**Exercise instructions:** Would you retype all of these records exactly?

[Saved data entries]
**********

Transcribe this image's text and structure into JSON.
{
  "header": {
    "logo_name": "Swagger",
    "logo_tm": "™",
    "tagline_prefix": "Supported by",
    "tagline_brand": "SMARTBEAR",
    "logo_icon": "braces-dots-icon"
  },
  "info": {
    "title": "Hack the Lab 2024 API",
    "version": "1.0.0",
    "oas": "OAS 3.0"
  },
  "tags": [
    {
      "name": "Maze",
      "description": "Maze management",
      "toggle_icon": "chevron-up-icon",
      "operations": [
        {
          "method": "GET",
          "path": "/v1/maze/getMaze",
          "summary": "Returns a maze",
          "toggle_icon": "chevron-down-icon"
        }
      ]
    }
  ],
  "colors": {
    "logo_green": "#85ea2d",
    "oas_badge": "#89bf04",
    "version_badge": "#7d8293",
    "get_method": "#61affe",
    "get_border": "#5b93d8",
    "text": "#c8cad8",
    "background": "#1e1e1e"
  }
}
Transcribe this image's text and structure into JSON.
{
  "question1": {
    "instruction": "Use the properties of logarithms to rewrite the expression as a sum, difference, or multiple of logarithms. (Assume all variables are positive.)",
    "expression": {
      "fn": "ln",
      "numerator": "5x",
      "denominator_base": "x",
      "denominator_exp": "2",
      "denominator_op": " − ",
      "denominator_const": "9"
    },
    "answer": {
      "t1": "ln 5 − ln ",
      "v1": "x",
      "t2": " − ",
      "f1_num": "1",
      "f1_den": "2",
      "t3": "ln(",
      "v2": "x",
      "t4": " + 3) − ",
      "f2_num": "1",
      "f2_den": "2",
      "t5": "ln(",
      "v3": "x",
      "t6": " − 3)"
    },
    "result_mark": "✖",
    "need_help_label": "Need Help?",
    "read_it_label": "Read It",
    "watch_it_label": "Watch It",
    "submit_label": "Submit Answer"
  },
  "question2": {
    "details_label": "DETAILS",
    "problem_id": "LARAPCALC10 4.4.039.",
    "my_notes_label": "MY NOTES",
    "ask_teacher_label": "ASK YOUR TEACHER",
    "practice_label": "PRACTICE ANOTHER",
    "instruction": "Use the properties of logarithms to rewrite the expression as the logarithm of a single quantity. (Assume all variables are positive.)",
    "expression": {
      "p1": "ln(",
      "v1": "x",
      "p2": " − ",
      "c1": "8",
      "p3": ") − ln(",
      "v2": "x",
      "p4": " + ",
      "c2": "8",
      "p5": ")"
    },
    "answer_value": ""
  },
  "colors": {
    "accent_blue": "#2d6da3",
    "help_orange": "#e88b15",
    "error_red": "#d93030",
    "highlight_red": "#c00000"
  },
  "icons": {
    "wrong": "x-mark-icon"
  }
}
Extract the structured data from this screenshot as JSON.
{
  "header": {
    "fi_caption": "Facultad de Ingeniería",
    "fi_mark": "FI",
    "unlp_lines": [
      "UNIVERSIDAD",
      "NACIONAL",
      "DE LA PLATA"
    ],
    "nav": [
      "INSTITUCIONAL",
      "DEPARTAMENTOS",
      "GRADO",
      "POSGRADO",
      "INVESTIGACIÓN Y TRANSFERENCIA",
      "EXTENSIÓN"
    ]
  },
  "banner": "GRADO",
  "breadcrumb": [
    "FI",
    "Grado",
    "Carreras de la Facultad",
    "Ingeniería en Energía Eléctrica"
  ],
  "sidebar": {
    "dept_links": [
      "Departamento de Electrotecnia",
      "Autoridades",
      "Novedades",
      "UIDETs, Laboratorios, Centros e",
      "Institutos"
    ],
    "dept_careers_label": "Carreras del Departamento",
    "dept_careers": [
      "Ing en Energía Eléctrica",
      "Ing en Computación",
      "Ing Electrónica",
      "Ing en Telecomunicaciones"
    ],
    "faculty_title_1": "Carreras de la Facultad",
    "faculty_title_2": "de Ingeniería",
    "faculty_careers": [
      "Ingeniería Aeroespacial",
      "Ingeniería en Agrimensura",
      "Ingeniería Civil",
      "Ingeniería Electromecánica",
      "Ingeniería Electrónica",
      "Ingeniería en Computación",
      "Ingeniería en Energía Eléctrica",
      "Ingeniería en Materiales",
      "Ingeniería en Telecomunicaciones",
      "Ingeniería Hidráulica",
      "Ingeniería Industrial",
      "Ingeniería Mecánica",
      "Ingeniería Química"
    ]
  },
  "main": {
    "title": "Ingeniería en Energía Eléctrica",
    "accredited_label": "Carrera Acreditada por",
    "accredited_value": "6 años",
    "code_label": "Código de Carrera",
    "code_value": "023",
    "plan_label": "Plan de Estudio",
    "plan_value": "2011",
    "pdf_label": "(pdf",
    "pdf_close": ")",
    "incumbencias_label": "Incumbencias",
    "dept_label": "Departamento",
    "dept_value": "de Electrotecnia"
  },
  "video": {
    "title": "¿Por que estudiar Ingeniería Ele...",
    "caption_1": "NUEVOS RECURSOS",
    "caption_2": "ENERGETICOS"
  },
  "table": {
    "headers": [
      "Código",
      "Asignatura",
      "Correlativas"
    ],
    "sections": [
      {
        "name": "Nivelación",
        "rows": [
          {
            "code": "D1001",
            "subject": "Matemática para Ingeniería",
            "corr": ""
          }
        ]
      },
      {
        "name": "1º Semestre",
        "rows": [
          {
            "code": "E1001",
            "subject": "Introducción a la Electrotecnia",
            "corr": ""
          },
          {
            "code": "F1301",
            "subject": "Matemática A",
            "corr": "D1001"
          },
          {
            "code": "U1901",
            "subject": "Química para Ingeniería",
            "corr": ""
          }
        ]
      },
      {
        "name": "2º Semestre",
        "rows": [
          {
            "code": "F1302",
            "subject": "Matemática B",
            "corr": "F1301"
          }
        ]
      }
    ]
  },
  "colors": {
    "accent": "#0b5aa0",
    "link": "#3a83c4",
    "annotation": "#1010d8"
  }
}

**********

**Answer to this exercise:**
Transcribe this image's text and structure into JSON.
{
  "header": {
    "logo_name": "Swagger",
    "logo_tm": "™",
    "tagline_prefix": "Supported by",
    "tagline_brand": "SMARTBEAR",
    "logo_icon": "braces-dots-icon"
  },
  "info": {
    "title": "Hack the Lab 2024 API",
    "version": "1.0.0",
    "oas": "OAS 3.0"
  },
  "tags": [
    {
      "name": "Maze",
      "description": "Maze management",
      "toggle_icon": "chevron-up-icon",
      "operations": [
        {
          "method": "GET",
          "path": "/v1/maze/getMaze",
          "summary": "Returns a maze",
          "toggle_icon": "chevron-down-icon"
        }
      ]
    }
  ],
  "colors": {
    "logo_green": "#85ea2d",
    "oas_badge": "#89bf04",
    "version_badge": "#7d8293",
    "get_method": "#61affe",
    "get_border": "#5b93d8",
    "text": "#c8cad8",
    "background": "#1e1e1e"
  }
}
Transcribe this image's text and structure into JSON.
{
  "question1": {
    "instruction": "Use the properties of logarithms to rewrite the expression as a sum, difference, or multiple of logarithms. (Assume all variables are positive.)",
    "expression": {
      "fn": "ln",
      "numerator": "5x",
      "denominator_base": "x",
      "denominator_exp": "2",
      "denominator_op": " − ",
      "denominator_const": "9"
    },
    "answer": {
      "t1": "ln 5 − ln ",
      "v1": "x",
      "t2": " − ",
      "f1_num": "1",
      "f1_den": "2",
      "t3": "ln(",
      "v2": "x",
      "t4": " + 3) − ",
      "f2_num": "1",
      "f2_den": "2",
      "t5": "ln(",
      "v3": "x",
      "t6": " − 3)"
    },
    "result_mark": "✖",
    "need_help_label": "Need Help?",
    "read_it_label": "Read It",
    "watch_it_label": "Watch It",
    "submit_label": "Submit Answer"
  },
  "question2": {
    "details_label": "DETAILS",
    "problem_id": "LARAPCALC10 4.4.039.",
    "my_notes_label": "MY NOTES",
    "ask_teacher_label": "ASK YOUR TEACHER",
    "practice_label": "PRACTICE ANOTHER",
    "instruction": "Use the properties of logarithms to rewrite the expression as the logarithm of a single quantity. (Assume all variables are positive.)",
    "expression": {
      "p1": "ln(",
      "v1": "x",
      "p2": " − ",
      "c1": "8",
      "p3": ") − ln(",
      "v2": "x",
      "p4": " + ",
      "c2": "8",
      "p5": ")"
    },
    "answer_value": ""
  },
  "colors": {
    "accent_blue": "#2d6da3",
    "help_orange": "#e88b15",
    "error_red": "#d93030",
    "highlight_red": "#c00000"
  },
  "icons": {
    "wrong": "x-mark-icon"
  }
}
Extract the structured data from this screenshot as JSON.
{
  "header": {
    "fi_caption": "Facultad de Ingeniería",
    "fi_mark": "FI",
    "unlp_lines": [
      "UNIVERSIDAD",
      "NACIONAL",
      "DE LA PLATA"
    ],
    "nav": [
      "INSTITUCIONAL",
      "DEPARTAMENTOS",
      "GRADO",
      "POSGRADO",
      "INVESTIGACIÓN Y TRANSFERENCIA",
      "EXTENSIÓN"
    ]
  },
  "banner": "GRADO",
  "breadcrumb": [
    "FI",
    "Grado",
    "Carreras de la Facultad",
    "Ingeniería en Energía Eléctrica"
  ],
  "sidebar": {
    "dept_links": [
      "Departamento de Electrotecnia",
      "Autoridades",
      "Novedades",
      "UIDETs, Laboratorios, Centros e",
      "Institutos"
    ],
    "dept_careers_label": "Carreras del Departamento",
    "dept_careers": [
      "Ing en Energía Eléctrica",
      "Ing en Computación",
      "Ing Electrónica",
      "Ing en Telecomunicaciones"
    ],
    "faculty_title_1": "Carreras de la Facultad",
    "faculty_title_2": "de Ingeniería",
    "faculty_careers": [
      "Ingeniería Aeroespacial",
      "Ingeniería en Agrimensura",
      "Ingeniería Civil",
      "Ingeniería Electromecánica",
      "Ingeniería Electrónica",
      "Ingeniería en Computación",
      "Ingeniería en Energía Eléctrica",
      "Ingeniería en Materiales",
      "Ingeniería en Telecomunicaciones",
      "Ingeniería Hidráulica",
      "Ingeniería Industrial",
      "Ingeniería Mecánica",
      "Ingeniería Química"
    ]
  },
  "main": {
    "title": "Ingeniería en Energía Eléctrica",
    "accredited_label": "Carrera Acreditada por",
    "accredited_value": "6 años",
    "code_label": "Código de Carrera",
    "code_value": "023",
    "plan_label": "Plan de Estudio",
    "plan_value": "2011",
    "pdf_label": "(pdf",
    "pdf_close": ")",
    "incumbencias_label": "Incumbencias",
    "dept_label": "Departamento",
    "dept_value": "de Electrotecnia"
  },
  "video": {
    "title": "¿Por que estudiar Ingeniería Ele...",
    "caption_1": "NUEVOS RECURSOS",
    "caption_2": "ENERGETICOS"
  },
  "table": {
    "headers": [
      "Código",
      "Asignatura",
      "Correlativas"
    ],
    "sections": [
      {
        "name": "Nivelación",
        "rows": [
          {
            "code": "D1001",
            "subject": "Matemática para Ingeniería",
            "corr": ""
          }
        ]
      },
      {
        "name": "1º Semestre",
        "rows": [
          {
            "code": "E1001",
            "subject": "Introducción a la Electrotecnia",
            "corr": ""
          },
          {
            "code": "F1301",
            "subject": "Matemática A",
            "corr": "D1001"
          },
          {
            "code": "U1901",
            "subject": "Química para Ingeniería",
            "corr": ""
          }
        ]
      },
      {
        "name": "2º Semestre",
        "rows": [
          {
            "code": "F1302",
            "subject": "Matemática B",
            "corr": "F1301"
          }
        ]
      }
    ]
  },
  "colors": {
    "accent": "#0b5aa0",
    "link": "#3a83c4",
    "annotation": "#1010d8"
  }
}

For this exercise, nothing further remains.